Each entry below must be repeated word for word.

- - - - -

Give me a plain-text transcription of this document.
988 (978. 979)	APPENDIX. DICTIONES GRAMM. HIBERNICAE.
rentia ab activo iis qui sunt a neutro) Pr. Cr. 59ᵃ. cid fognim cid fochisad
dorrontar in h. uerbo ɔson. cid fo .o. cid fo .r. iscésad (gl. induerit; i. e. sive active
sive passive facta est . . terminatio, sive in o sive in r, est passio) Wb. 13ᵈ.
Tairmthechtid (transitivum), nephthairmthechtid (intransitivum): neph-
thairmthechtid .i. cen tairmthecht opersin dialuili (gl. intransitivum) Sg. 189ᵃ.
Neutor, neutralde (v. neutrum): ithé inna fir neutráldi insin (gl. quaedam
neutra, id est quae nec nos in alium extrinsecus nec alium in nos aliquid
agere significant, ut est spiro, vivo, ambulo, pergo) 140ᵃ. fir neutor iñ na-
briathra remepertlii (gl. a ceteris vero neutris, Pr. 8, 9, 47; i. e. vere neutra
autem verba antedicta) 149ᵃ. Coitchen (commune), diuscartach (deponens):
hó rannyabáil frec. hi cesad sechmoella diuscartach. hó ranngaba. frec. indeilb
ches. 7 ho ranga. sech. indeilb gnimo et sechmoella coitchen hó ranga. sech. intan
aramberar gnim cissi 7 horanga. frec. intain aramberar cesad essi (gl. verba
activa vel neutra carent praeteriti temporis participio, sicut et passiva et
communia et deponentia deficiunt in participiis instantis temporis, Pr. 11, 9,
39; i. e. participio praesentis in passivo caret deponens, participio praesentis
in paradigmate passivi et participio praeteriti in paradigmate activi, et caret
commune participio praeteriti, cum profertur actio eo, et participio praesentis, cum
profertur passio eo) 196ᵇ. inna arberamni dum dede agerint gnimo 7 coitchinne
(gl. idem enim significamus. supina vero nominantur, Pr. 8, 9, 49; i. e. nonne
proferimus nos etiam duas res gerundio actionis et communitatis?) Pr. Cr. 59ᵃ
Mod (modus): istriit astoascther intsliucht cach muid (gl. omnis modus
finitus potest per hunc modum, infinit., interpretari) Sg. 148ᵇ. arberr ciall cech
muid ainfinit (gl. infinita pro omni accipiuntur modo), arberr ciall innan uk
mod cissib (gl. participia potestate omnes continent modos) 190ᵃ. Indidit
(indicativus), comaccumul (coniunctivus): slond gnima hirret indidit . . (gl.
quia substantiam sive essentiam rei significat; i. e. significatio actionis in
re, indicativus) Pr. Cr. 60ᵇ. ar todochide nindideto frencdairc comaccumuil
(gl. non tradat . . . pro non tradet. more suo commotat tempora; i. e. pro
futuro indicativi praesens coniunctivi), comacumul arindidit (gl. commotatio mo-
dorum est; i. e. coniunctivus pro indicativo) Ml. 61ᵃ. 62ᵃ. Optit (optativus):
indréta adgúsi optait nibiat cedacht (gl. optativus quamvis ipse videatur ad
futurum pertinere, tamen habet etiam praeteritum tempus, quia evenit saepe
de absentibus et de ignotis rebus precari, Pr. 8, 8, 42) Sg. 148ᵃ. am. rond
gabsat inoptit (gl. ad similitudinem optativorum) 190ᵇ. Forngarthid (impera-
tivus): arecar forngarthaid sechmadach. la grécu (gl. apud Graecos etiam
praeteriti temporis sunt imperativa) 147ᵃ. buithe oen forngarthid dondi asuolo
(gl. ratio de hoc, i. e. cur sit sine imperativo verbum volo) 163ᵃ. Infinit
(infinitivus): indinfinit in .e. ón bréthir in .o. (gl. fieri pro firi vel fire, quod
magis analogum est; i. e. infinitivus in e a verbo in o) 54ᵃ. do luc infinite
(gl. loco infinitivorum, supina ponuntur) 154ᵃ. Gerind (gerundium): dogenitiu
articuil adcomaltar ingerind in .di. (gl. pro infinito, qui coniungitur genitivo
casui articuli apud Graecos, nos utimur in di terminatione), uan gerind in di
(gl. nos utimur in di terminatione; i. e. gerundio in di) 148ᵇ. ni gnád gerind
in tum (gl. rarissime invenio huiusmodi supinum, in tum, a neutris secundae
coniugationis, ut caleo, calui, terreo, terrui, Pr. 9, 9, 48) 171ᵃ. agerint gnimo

- - - - -

# OUTPUT FOR THIS TASK
Give me a plain-text transcription of this document.
988 (978. 979)	APPENDIX. DICTIONES GRAMM. HIBERNICAE.
rentia ab activo iis qui sunt a neutro) Pr. Cr. 59ᵃ. cid fognim cid fochisad
dorrontar in h. uerbo ɔson. cid fo .o. cid fo .r. iscésad (gl. induerit; i. e. sive active
sive passive facta est . . terminatio, sive in o sive in r, est passio) Wb. 13ᵈ.
Tairmthechtid (transitivum), nephthairmthechtid (intransitivum): neph-
thairmthechtid .i. cen tairmthecht opersin dialuili (gl. intransitivum) Sg. 189ᵃ.
Neutor, neutralde (v. neutrum): ithé inna fir neutráldi insin (gl. quaedam
neutra, id est quae nec nos in alium extrinsecus nec alium in nos aliquid
agere significant, ut est spiro, vivo, ambulo, pergo) 140ᵃ. fir neutor iñ na-
briathra remepertlii (gl. a ceteris vero neutris, Pr. 8, 9, 47; i. e. vere neutra
autem verba antedicta) 149ᵃ. Coitchen (commune), diuscartach (deponens):
hó rannyabáil frec. hi cesad sechmoella diuscartach. hó ranngaba. frec. indeilb
ches. 7 ho ranga. sech. indeilb gnimo et sechmoella coitchen hó ranga. sech. intan
aramberar gnim cissi 7 horanga. frec. intain aramberar cesad essi (gl. verba
activa vel neutra carent praeteriti temporis participio, sicut et passiva et
communia et deponentia deficiunt in participiis instantis temporis, Pr. 11, 9,
39; i. e. participio praesentis in passivo caret deponens, participio praesentis
in paradigmate passivi et participio praeteriti in paradigmate activi, et caret
commune participio praeteriti, cum profertur actio eo, et participio praesentis, cum
profertur passio eo) 196ᵇ. inna arberamni dum dede agerint gnimo 7 coitchinne
(gl. idem enim significamus. supina vero nominantur, Pr. 8, 9, 49; i. e. nonne
proferimus nos etiam duas res gerundio actionis et communitatis?) Pr. Cr. 59ᵃ
Mod (modus): istriit astoascther intsliucht cach muid (gl. omnis modus
finitus potest per hunc modum, infinit., interpretari) Sg. 148ᵇ. arberr ciall cech
muid ainfinit (gl. infinita pro omni accipiuntur modo), arberr ciall innan uk
mod cissib (gl. participia potestate omnes continent modos) 190ᵃ. Indidit
(indicativus), comaccumul (coniunctivus): slond gnima hirret indidit . . (gl.
quia substantiam sive essentiam rei significat; i. e. significatio actionis in
re, indicativus) Pr. Cr. 60ᵇ. ar todochide nindideto frencdairc comaccumuil
(gl. non tradat . . . pro non tradet. more suo commotat tempora; i. e. pro
futuro indicativi praesens coniunctivi), comacumul arindidit (gl. commotatio mo-
dorum est; i. e. coniunctivus pro indicativo) Ml. 61ᵃ. 62ᵃ. Optit (optativus):
indréta adgúsi optait nibiat cedacht (gl. optativus quamvis ipse videatur ad
futurum pertinere, tamen habet etiam praeteritum tempus, quia evenit saepe
de absentibus et de ignotis rebus precari, Pr. 8, 8, 42) Sg. 148ᵃ. am. rond
gabsat inoptit (gl. ad similitudinem optativorum) 190ᵇ. Forngarthid (impera-
tivus): arecar forngarthaid sechmadach. la grécu (gl. apud Graecos etiam
praeteriti temporis sunt imperativa) 147ᵃ. buithe oen forngarthid dondi asuolo
(gl. ratio de hoc, i. e. cur sit sine imperativo verbum volo) 163ᵃ. Infinit
(infinitivus): indinfinit in .e. ón bréthir in .o. (gl. fieri pro firi vel fire, quod
magis analogum est; i. e. infinitivus in e a verbo in o) 54ᵃ. do luc infinite
(gl. loco infinitivorum, supina ponuntur) 154ᵃ. Gerind (gerundium): dogenitiu
articuil adcomaltar ingerind in .di. (gl. pro infinito, qui coniungitur genitivo
casui articuli apud Graecos, nos utimur in di terminatione), uan gerind in di
(gl. nos utimur in di terminatione; i. e. gerundio in di) 148ᵇ. ni gnád gerind
in tum (gl. rarissime invenio huiusmodi supinum, in tum, a neutris secundae
coniugationis, ut caleo, calui, terreo, terrui, Pr. 9, 9, 48) 171ᵃ. agerint gnimo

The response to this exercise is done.